## TASK BRIEF
Pull out every line with the word "name".

>> Begin RAW RECORDS

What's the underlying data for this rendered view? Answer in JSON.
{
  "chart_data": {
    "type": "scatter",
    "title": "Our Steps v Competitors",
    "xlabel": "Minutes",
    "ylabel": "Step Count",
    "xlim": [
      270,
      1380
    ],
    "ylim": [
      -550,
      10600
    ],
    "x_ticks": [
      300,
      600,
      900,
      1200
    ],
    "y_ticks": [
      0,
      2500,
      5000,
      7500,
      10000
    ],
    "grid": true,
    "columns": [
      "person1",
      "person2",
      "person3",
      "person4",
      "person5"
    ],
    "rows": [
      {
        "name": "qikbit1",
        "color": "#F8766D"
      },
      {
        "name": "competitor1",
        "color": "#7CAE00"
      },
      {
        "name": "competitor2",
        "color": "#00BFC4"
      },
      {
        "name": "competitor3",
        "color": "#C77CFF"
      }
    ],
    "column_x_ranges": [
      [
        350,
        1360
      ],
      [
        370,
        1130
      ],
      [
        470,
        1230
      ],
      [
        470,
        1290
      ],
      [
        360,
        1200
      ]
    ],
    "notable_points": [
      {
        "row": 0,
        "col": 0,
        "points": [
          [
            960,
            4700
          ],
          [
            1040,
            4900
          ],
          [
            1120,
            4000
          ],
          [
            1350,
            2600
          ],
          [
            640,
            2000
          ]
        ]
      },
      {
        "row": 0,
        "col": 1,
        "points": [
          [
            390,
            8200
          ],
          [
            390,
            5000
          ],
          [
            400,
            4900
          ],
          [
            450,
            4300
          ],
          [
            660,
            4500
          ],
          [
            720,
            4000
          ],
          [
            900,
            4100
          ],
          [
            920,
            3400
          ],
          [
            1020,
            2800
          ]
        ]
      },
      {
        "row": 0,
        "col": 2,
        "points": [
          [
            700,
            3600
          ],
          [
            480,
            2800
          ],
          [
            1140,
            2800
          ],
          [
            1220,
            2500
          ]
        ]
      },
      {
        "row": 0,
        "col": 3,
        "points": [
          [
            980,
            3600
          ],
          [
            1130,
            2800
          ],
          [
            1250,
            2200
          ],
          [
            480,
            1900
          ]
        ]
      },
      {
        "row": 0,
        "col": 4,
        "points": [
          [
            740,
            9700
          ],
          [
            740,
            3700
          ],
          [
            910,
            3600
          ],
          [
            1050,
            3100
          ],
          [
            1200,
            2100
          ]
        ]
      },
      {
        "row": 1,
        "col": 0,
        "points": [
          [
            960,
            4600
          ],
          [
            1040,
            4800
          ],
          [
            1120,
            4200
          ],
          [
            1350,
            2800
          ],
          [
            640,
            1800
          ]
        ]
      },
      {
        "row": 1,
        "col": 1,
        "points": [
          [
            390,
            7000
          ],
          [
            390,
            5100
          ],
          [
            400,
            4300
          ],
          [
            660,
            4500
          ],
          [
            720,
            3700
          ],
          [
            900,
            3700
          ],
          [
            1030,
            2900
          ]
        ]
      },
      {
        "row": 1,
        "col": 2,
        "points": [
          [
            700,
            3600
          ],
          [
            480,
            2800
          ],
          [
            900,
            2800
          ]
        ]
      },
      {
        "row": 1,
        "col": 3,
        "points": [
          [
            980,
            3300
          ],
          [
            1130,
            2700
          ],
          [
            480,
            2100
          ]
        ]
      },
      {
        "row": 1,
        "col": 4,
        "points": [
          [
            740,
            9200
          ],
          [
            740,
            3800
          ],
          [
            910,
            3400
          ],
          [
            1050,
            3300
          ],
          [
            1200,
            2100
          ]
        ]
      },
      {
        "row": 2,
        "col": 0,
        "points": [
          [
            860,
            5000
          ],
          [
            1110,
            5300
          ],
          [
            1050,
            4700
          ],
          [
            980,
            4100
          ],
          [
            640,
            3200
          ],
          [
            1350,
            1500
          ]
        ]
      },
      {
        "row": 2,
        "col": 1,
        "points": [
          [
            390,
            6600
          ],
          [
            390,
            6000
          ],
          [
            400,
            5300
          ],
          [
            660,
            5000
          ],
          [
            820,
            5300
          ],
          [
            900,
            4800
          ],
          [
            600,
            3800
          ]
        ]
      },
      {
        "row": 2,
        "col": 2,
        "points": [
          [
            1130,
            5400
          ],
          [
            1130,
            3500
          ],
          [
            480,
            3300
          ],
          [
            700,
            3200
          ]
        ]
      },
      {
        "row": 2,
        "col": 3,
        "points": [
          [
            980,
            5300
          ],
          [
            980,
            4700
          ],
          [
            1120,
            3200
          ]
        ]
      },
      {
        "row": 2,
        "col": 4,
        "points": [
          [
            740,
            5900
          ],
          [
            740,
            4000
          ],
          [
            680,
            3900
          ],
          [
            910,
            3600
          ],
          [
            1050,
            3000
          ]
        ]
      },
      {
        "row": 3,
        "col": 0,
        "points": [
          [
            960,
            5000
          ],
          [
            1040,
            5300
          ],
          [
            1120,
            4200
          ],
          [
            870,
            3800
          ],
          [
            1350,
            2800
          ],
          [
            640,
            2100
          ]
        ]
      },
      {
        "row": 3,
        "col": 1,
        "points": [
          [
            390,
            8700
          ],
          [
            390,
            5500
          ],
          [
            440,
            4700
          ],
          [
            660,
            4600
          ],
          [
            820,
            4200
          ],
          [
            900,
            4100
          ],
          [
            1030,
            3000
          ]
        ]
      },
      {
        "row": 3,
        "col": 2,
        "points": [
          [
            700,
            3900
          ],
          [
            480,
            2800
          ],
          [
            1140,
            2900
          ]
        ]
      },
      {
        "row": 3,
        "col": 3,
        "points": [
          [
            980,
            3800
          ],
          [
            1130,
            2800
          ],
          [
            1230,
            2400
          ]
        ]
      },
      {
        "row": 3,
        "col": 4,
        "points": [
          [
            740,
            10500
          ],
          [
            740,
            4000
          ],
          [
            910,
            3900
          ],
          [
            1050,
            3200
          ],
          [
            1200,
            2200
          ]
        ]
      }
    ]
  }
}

>> End RAW RECORDS

## SOLUTION BELOW
        "name": "qikbit1",
        "name": "competitor1",
        "name": "competitor2",
        "name": "competitor3",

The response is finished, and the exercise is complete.